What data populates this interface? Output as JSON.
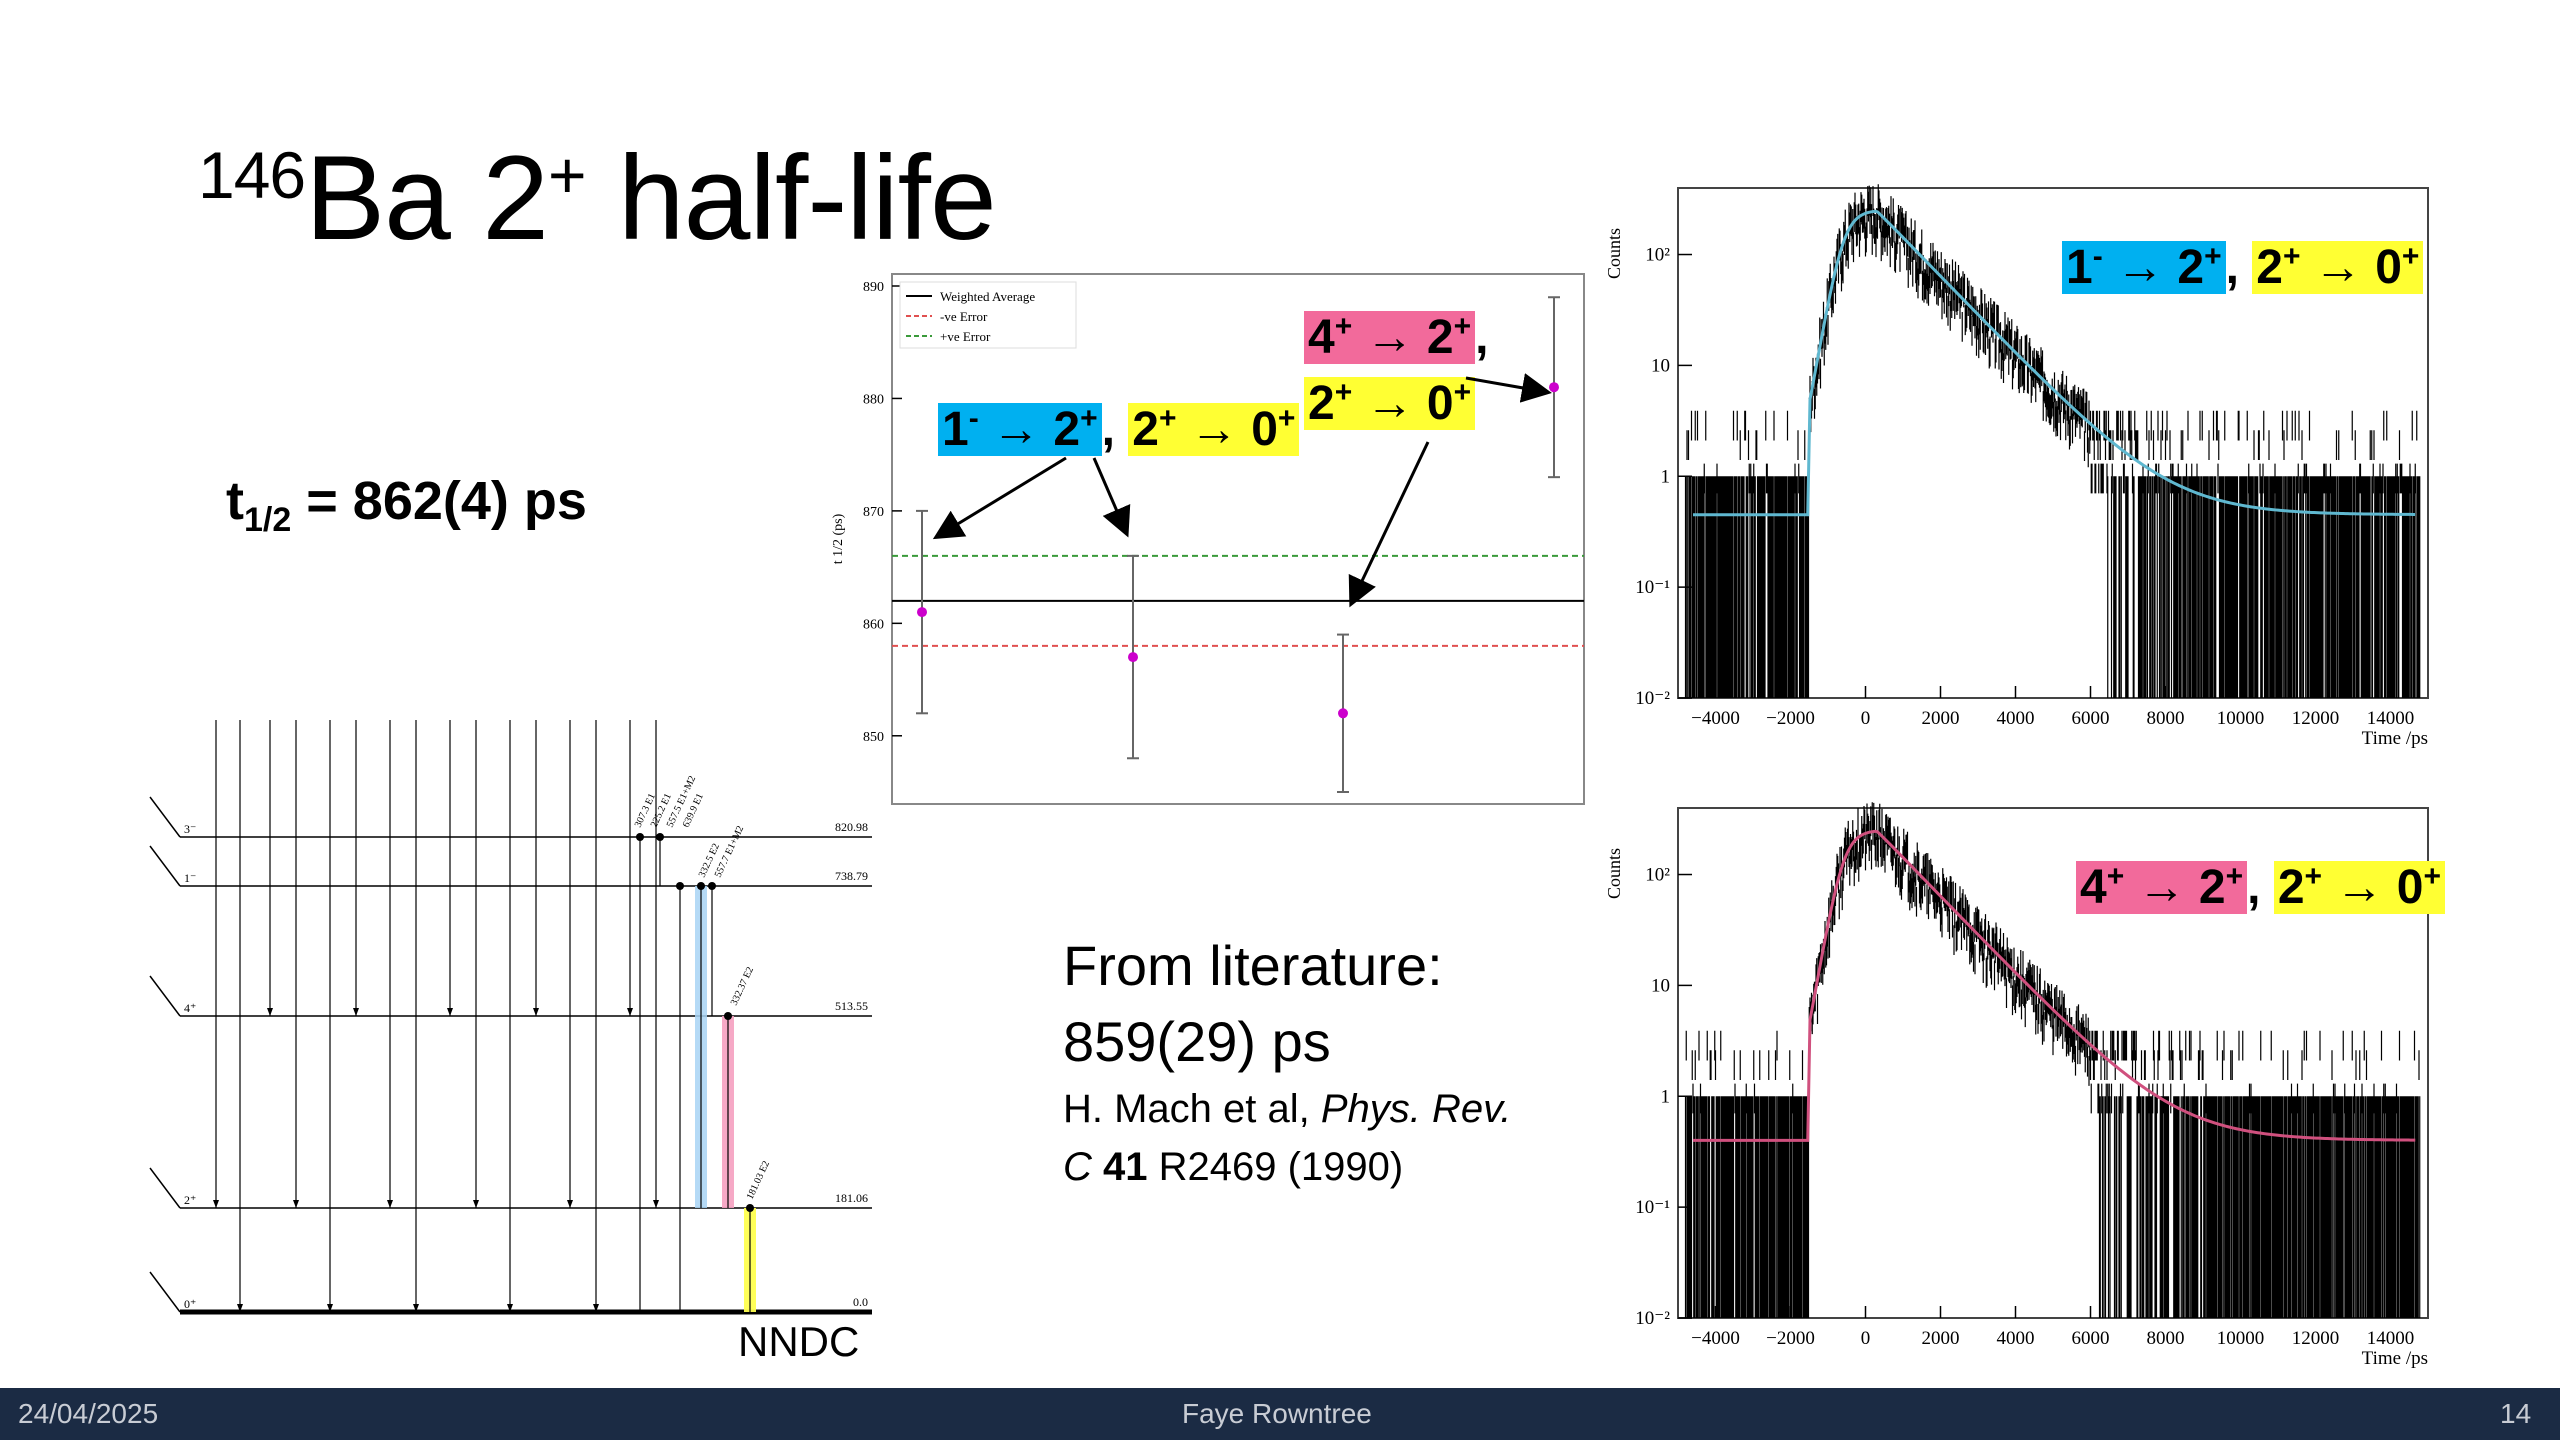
{
  "slide": {
    "title_sup": "146",
    "title_main": "Ba 2",
    "title_sup2": "+",
    "title_rest": " half-life",
    "result_t": "t",
    "result_sub": "1/2",
    "result_val": " = 862(4) ps",
    "lit_line1": "From literature:",
    "lit_line2": "859(29) ps",
    "lit_line3a": "H. Mach et al, ",
    "lit_line3b": "Phys. Rev.",
    "lit_line4a": "C",
    "lit_line4b": " 41",
    "lit_line4c": " R2469 (1990)",
    "nndc": "NNDC"
  },
  "labels": {
    "one_minus": "1",
    "minus": "-",
    "plus": "+",
    "four": "4",
    "two": "2",
    "zero": "0",
    "arrow": " → ",
    "comma": ","
  },
  "footer": {
    "date": "24/04/2025",
    "author": "Faye Rowntree",
    "page": "14"
  },
  "colors": {
    "blue_hl": "#00b0f0",
    "yellow_hl": "#ffff33",
    "pink_hl": "#f26a9b",
    "footer_bg": "#1b2b44",
    "fit_blue": "#5fb8d0",
    "fit_pink": "#d0507e",
    "point": "#cc00cc"
  },
  "chart_data": [
    {
      "type": "scatter",
      "ylabel": "t 1/2 (ps)",
      "ylim": [
        845,
        890
      ],
      "yticks": [
        850,
        860,
        870,
        880,
        890
      ],
      "legend": [
        "Weighted Average",
        "-ve Error",
        "+ve Error"
      ],
      "legend_placement": "top-left",
      "average": 862,
      "neg_error": 858,
      "pos_error": 866,
      "points": [
        {
          "value": 861,
          "err_low": 852,
          "err_high": 870
        },
        {
          "value": 857,
          "err_low": 848,
          "err_high": 866
        },
        {
          "value": 852,
          "err_low": 845,
          "err_high": 859
        },
        {
          "value": 881,
          "err_low": 873,
          "err_high": 889
        }
      ]
    },
    {
      "type": "line",
      "xlabel": "Time /ps",
      "ylabel": "Counts",
      "log_y": true,
      "xlim": [
        -5000,
        15000
      ],
      "xticks": [
        -4000,
        -2000,
        0,
        2000,
        4000,
        6000,
        8000,
        10000,
        12000,
        14000
      ],
      "yticks": [
        "10⁻²",
        "10⁻¹",
        "1",
        "10",
        "10²"
      ],
      "series": [
        {
          "name": "fit",
          "peak_x": 300,
          "peak_counts": 250,
          "baseline": 0.45,
          "color": "#5fb8d0"
        }
      ]
    },
    {
      "type": "line",
      "xlabel": "Time /ps",
      "ylabel": "Counts",
      "log_y": true,
      "xlim": [
        -5000,
        15000
      ],
      "xticks": [
        -4000,
        -2000,
        0,
        2000,
        4000,
        6000,
        8000,
        10000,
        12000,
        14000
      ],
      "yticks": [
        "10⁻²",
        "10⁻¹",
        "1",
        "10",
        "10²"
      ],
      "series": [
        {
          "name": "fit",
          "peak_x": 300,
          "peak_counts": 250,
          "baseline": 0.4,
          "color": "#d0507e"
        }
      ]
    }
  ],
  "level_scheme": {
    "levels": [
      {
        "spin": "3⁻",
        "energy": "820.98"
      },
      {
        "spin": "1⁻",
        "energy": "738.79"
      },
      {
        "spin": "4⁺",
        "energy": "513.55"
      },
      {
        "spin": "2⁺",
        "energy": "181.06"
      },
      {
        "spin": "0⁺",
        "energy": "0.0"
      }
    ],
    "gammas": [
      "307.3 E1",
      "225.2 E1",
      "557.5 E1+M2",
      "639.9 E1",
      "332.5 E2",
      "557.7 E1+M2",
      "332.37 E2",
      "181.03 E2"
    ]
  }
}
***
#### Job
Would you set down the listing exactly, omitting pictures?

#### Exercise response
What data populates this interface? Output as JSON.
{
  "slide": {
    "title_sup": "146",
    "title_main": "Ba 2",
    "title_sup2": "+",
    "title_rest": " half-life",
    "result_t": "t",
    "result_sub": "1/2",
    "result_val": " = 862(4) ps",
    "lit_line1": "From literature:",
    "lit_line2": "859(29) ps",
    "lit_line3a": "H. Mach et al, ",
    "lit_line3b": "Phys. Rev.",
    "lit_line4a": "C",
    "lit_line4b": " 41",
    "lit_line4c": " R2469 (1990)",
    "nndc": "NNDC"
  },
  "labels": {
    "one_minus": "1",
    "minus": "-",
    "plus": "+",
    "four": "4",
    "two": "2",
    "zero": "0",
    "arrow": " → ",
    "comma": ","
  },
  "footer": {
    "date": "24/04/2025",
    "author": "Faye Rowntree",
    "page": "14"
  },
  "colors": {
    "blue_hl": "#00b0f0",
    "yellow_hl": "#ffff33",
    "pink_hl": "#f26a9b",
    "footer_bg": "#1b2b44",
    "fit_blue": "#5fb8d0",
    "fit_pink": "#d0507e",
    "point": "#cc00cc"
  },
  "chart_data": [
    {
      "type": "scatter",
      "ylabel": "t 1/2 (ps)",
      "ylim": [
        845,
        890
      ],
      "yticks": [
        850,
        860,
        870,
        880,
        890
      ],
      "legend": [
        "Weighted Average",
        "-ve Error",
        "+ve Error"
      ],
      "legend_placement": "top-left",
      "average": 862,
      "neg_error": 858,
      "pos_error": 866,
      "points": [
        {
          "value": 861,
          "err_low": 852,
          "err_high": 870
        },
        {
          "value": 857,
          "err_low": 848,
          "err_high": 866
        },
        {
          "value": 852,
          "err_low": 845,
          "err_high": 859
        },
        {
          "value": 881,
          "err_low": 873,
          "err_high": 889
        }
      ]
    },
    {
      "type": "line",
      "xlabel": "Time /ps",
      "ylabel": "Counts",
      "log_y": true,
      "xlim": [
        -5000,
        15000
      ],
      "xticks": [
        -4000,
        -2000,
        0,
        2000,
        4000,
        6000,
        8000,
        10000,
        12000,
        14000
      ],
      "yticks": [
        "10⁻²",
        "10⁻¹",
        "1",
        "10",
        "10²"
      ],
      "series": [
        {
          "name": "fit",
          "peak_x": 300,
          "peak_counts": 250,
          "baseline": 0.45,
          "color": "#5fb8d0"
        }
      ]
    },
    {
      "type": "line",
      "xlabel": "Time /ps",
      "ylabel": "Counts",
      "log_y": true,
      "xlim": [
        -5000,
        15000
      ],
      "xticks": [
        -4000,
        -2000,
        0,
        2000,
        4000,
        6000,
        8000,
        10000,
        12000,
        14000
      ],
      "yticks": [
        "10⁻²",
        "10⁻¹",
        "1",
        "10",
        "10²"
      ],
      "series": [
        {
          "name": "fit",
          "peak_x": 300,
          "peak_counts": 250,
          "baseline": 0.4,
          "color": "#d0507e"
        }
      ]
    }
  ],
  "level_scheme": {
    "levels": [
      {
        "spin": "3⁻",
        "energy": "820.98"
      },
      {
        "spin": "1⁻",
        "energy": "738.79"
      },
      {
        "spin": "4⁺",
        "energy": "513.55"
      },
      {
        "spin": "2⁺",
        "energy": "181.06"
      },
      {
        "spin": "0⁺",
        "energy": "0.0"
      }
    ],
    "gammas": [
      "307.3 E1",
      "225.2 E1",
      "557.5 E1+M2",
      "639.9 E1",
      "332.5 E2",
      "557.7 E1+M2",
      "332.37 E2",
      "181.03 E2"
    ]
  }
}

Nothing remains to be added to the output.